● REQUIRED WORK
Copy out the entries below precisely; nothing is to be omitted.

● ENTRIES SUPPLIED
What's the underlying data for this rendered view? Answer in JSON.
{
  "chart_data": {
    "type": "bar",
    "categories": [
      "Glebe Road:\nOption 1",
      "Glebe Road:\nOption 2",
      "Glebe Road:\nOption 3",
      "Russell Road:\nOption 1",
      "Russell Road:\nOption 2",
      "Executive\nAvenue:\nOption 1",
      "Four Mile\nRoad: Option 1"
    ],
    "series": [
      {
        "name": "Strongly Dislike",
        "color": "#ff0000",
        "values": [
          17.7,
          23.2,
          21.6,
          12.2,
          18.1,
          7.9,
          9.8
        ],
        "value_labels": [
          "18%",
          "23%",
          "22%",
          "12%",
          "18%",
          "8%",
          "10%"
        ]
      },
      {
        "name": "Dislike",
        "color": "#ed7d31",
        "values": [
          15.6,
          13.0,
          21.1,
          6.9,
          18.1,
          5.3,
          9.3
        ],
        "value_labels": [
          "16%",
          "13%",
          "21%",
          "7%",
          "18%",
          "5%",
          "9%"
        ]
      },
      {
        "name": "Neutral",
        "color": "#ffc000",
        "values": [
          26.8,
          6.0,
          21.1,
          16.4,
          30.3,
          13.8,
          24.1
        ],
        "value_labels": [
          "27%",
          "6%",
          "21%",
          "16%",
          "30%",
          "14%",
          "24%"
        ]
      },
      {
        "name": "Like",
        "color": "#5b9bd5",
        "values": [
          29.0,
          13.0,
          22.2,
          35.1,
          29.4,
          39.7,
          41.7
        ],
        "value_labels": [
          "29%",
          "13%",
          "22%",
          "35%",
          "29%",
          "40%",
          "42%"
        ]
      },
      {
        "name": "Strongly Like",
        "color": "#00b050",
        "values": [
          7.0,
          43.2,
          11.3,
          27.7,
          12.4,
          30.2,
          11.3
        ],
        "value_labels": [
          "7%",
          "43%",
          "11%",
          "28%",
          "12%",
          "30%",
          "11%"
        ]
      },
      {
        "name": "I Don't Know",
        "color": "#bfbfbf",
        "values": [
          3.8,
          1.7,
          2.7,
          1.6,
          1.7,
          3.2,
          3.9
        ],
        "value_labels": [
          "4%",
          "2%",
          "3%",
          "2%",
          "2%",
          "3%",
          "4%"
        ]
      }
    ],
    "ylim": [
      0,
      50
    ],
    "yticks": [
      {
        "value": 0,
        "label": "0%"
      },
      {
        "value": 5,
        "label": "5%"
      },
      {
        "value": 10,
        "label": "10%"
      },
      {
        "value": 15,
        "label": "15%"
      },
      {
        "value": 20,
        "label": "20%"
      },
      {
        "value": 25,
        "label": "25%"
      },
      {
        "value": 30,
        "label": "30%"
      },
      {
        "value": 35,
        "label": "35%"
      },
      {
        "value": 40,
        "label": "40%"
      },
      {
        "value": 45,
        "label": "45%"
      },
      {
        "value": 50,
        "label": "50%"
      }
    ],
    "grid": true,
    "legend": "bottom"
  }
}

● SOLUTION TO THIS TASK
What's the underlying data for this rendered view? Answer in JSON.
{
  "chart_data": {
    "type": "bar",
    "categories": [
      "Glebe Road:\nOption 1",
      "Glebe Road:\nOption 2",
      "Glebe Road:\nOption 3",
      "Russell Road:\nOption 1",
      "Russell Road:\nOption 2",
      "Executive\nAvenue:\nOption 1",
      "Four Mile\nRoad: Option 1"
    ],
    "series": [
      {
        "name": "Strongly Dislike",
        "color": "#ff0000",
        "values": [
          17.7,
          23.2,
          21.6,
          12.2,
          18.1,
          7.9,
          9.8
        ],
        "value_labels": [
          "18%",
          "23%",
          "22%",
          "12%",
          "18%",
          "8%",
          "10%"
        ]
      },
      {
        "name": "Dislike",
        "color": "#ed7d31",
        "values": [
          15.6,
          13.0,
          21.1,
          6.9,
          18.1,
          5.3,
          9.3
        ],
        "value_labels": [
          "16%",
          "13%",
          "21%",
          "7%",
          "18%",
          "5%",
          "9%"
        ]
      },
      {
        "name": "Neutral",
        "color": "#ffc000",
        "values": [
          26.8,
          6.0,
          21.1,
          16.4,
          30.3,
          13.8,
          24.1
        ],
        "value_labels": [
          "27%",
          "6%",
          "21%",
          "16%",
          "30%",
          "14%",
          "24%"
        ]
      },
      {
        "name": "Like",
        "color": "#5b9bd5",
        "values": [
          29.0,
          13.0,
          22.2,
          35.1,
          29.4,
          39.7,
          41.7
        ],
        "value_labels": [
          "29%",
          "13%",
          "22%",
          "35%",
          "29%",
          "40%",
          "42%"
        ]
      },
      {
        "name": "Strongly Like",
        "color": "#00b050",
        "values": [
          7.0,
          43.2,
          11.3,
          27.7,
          12.4,
          30.2,
          11.3
        ],
        "value_labels": [
          "7%",
          "43%",
          "11%",
          "28%",
          "12%",
          "30%",
          "11%"
        ]
      },
      {
        "name": "I Don't Know",
        "color": "#bfbfbf",
        "values": [
          3.8,
          1.7,
          2.7,
          1.6,
          1.7,
          3.2,
          3.9
        ],
        "value_labels": [
          "4%",
          "2%",
          "3%",
          "2%",
          "2%",
          "3%",
          "4%"
        ]
      }
    ],
    "ylim": [
      0,
      50
    ],
    "yticks": [
      {
        "value": 0,
        "label": "0%"
      },
      {
        "value": 5,
        "label": "5%"
      },
      {
        "value": 10,
        "label": "10%"
      },
      {
        "value": 15,
        "label": "15%"
      },
      {
        "value": 20,
        "label": "20%"
      },
      {
        "value": 25,
        "label": "25%"
      },
      {
        "value": 30,
        "label": "30%"
      },
      {
        "value": 35,
        "label": "35%"
      },
      {
        "value": 40,
        "label": "40%"
      },
      {
        "value": 45,
        "label": "45%"
      },
      {
        "value": 50,
        "label": "50%"
      }
    ],
    "grid": true,
    "legend": "bottom"
  }
}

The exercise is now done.